Below is a listing; copy all of it exactly.

####

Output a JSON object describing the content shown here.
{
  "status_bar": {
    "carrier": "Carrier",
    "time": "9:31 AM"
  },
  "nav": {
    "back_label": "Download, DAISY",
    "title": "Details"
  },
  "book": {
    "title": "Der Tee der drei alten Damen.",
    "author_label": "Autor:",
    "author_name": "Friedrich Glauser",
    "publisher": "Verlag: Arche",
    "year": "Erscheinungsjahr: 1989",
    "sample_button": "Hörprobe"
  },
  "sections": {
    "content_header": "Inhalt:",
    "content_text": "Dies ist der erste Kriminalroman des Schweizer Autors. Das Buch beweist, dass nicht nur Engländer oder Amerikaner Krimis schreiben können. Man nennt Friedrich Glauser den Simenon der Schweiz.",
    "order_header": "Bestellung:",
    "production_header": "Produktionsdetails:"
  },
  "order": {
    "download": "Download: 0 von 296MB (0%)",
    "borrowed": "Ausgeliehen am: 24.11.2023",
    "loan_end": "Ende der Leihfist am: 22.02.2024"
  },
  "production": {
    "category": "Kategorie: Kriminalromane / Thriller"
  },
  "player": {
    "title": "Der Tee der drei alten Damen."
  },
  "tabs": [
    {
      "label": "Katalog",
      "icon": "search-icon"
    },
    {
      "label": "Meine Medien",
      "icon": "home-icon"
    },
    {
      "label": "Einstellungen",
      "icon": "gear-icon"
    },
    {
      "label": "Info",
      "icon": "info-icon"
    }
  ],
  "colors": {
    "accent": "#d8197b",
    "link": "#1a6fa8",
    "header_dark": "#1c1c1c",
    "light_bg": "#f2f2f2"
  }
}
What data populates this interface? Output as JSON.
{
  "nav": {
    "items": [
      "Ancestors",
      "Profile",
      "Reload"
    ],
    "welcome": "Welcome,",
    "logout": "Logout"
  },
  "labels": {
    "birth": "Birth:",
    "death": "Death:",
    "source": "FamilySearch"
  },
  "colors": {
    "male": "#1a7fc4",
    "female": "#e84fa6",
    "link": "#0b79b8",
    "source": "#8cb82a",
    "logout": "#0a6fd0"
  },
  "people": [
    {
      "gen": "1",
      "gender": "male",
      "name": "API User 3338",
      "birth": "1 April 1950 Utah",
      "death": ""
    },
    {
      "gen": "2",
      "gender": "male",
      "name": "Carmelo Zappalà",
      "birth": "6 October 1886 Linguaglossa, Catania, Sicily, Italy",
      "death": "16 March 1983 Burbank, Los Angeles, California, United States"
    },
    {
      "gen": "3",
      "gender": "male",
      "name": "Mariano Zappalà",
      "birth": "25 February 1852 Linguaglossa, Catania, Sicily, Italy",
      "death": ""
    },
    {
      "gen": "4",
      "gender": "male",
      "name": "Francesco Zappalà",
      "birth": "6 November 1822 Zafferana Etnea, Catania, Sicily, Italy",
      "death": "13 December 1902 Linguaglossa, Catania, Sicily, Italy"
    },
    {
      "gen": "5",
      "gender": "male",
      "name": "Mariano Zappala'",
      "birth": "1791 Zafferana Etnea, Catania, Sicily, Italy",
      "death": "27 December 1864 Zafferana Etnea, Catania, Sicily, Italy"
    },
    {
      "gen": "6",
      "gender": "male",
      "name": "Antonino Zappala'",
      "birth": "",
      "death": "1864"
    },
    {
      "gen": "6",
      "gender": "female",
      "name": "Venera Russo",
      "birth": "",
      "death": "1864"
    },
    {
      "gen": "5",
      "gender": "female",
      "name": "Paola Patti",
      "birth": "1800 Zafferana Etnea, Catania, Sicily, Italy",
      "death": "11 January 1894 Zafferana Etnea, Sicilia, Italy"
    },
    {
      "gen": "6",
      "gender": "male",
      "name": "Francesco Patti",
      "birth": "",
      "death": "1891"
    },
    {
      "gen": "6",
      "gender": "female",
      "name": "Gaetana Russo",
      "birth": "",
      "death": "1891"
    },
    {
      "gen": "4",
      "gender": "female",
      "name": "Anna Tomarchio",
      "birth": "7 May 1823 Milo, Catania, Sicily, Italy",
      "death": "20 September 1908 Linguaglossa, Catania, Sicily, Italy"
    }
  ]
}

####

OUTPUT BELOW:
Output a JSON object describing the content shown here.
{
  "status_bar": {
    "carrier": "Carrier",
    "time": "9:31 AM"
  },
  "nav": {
    "back_label": "Download, DAISY",
    "title": "Details"
  },
  "book": {
    "title": "Der Tee der drei alten Damen.",
    "author_label": "Autor:",
    "author_name": "Friedrich Glauser",
    "publisher": "Verlag: Arche",
    "year": "Erscheinungsjahr: 1989",
    "sample_button": "Hörprobe"
  },
  "sections": {
    "content_header": "Inhalt:",
    "content_text": "Dies ist der erste Kriminalroman des Schweizer Autors. Das Buch beweist, dass nicht nur Engländer oder Amerikaner Krimis schreiben können. Man nennt Friedrich Glauser den Simenon der Schweiz.",
    "order_header": "Bestellung:",
    "production_header": "Produktionsdetails:"
  },
  "order": {
    "download": "Download: 0 von 296MB (0%)",
    "borrowed": "Ausgeliehen am: 24.11.2023",
    "loan_end": "Ende der Leihfist am: 22.02.2024"
  },
  "production": {
    "category": "Kategorie: Kriminalromane / Thriller"
  },
  "player": {
    "title": "Der Tee der drei alten Damen."
  },
  "tabs": [
    {
      "label": "Katalog",
      "icon": "search-icon"
    },
    {
      "label": "Meine Medien",
      "icon": "home-icon"
    },
    {
      "label": "Einstellungen",
      "icon": "gear-icon"
    },
    {
      "label": "Info",
      "icon": "info-icon"
    }
  ],
  "colors": {
    "accent": "#d8197b",
    "link": "#1a6fa8",
    "header_dark": "#1c1c1c",
    "light_bg": "#f2f2f2"
  }
}
What data populates this interface? Output as JSON.
{
  "nav": {
    "items": [
      "Ancestors",
      "Profile",
      "Reload"
    ],
    "welcome": "Welcome,",
    "logout": "Logout"
  },
  "labels": {
    "birth": "Birth:",
    "death": "Death:",
    "source": "FamilySearch"
  },
  "colors": {
    "male": "#1a7fc4",
    "female": "#e84fa6",
    "link": "#0b79b8",
    "source": "#8cb82a",
    "logout": "#0a6fd0"
  },
  "people": [
    {
      "gen": "1",
      "gender": "male",
      "name": "API User 3338",
      "birth": "1 April 1950 Utah",
      "death": ""
    },
    {
      "gen": "2",
      "gender": "male",
      "name": "Carmelo Zappalà",
      "birth": "6 October 1886 Linguaglossa, Catania, Sicily, Italy",
      "death": "16 March 1983 Burbank, Los Angeles, California, United States"
    },
    {
      "gen": "3",
      "gender": "male",
      "name": "Mariano Zappalà",
      "birth": "25 February 1852 Linguaglossa, Catania, Sicily, Italy",
      "death": ""
    },
    {
      "gen": "4",
      "gender": "male",
      "name": "Francesco Zappalà",
      "birth": "6 November 1822 Zafferana Etnea, Catania, Sicily, Italy",
      "death": "13 December 1902 Linguaglossa, Catania, Sicily, Italy"
    },
    {
      "gen": "5",
      "gender": "male",
      "name": "Mariano Zappala'",
      "birth": "1791 Zafferana Etnea, Catania, Sicily, Italy",
      "death": "27 December 1864 Zafferana Etnea, Catania, Sicily, Italy"
    },
    {
      "gen": "6",
      "gender": "male",
      "name": "Antonino Zappala'",
      "birth": "",
      "death": "1864"
    },
    {
      "gen": "6",
      "gender": "female",
      "name": "Venera Russo",
      "birth": "",
      "death": "1864"
    },
    {
      "gen": "5",
      "gender": "female",
      "name": "Paola Patti",
      "birth": "1800 Zafferana Etnea, Catania, Sicily, Italy",
      "death": "11 January 1894 Zafferana Etnea, Sicilia, Italy"
    },
    {
      "gen": "6",
      "gender": "male",
      "name": "Francesco Patti",
      "birth": "",
      "death": "1891"
    },
    {
      "gen": "6",
      "gender": "female",
      "name": "Gaetana Russo",
      "birth": "",
      "death": "1891"
    },
    {
      "gen": "4",
      "gender": "female",
      "name": "Anna Tomarchio",
      "birth": "7 May 1823 Milo, Catania, Sicily, Italy",
      "death": "20 September 1908 Linguaglossa, Catania, Sicily, Italy"
    }
  ]
}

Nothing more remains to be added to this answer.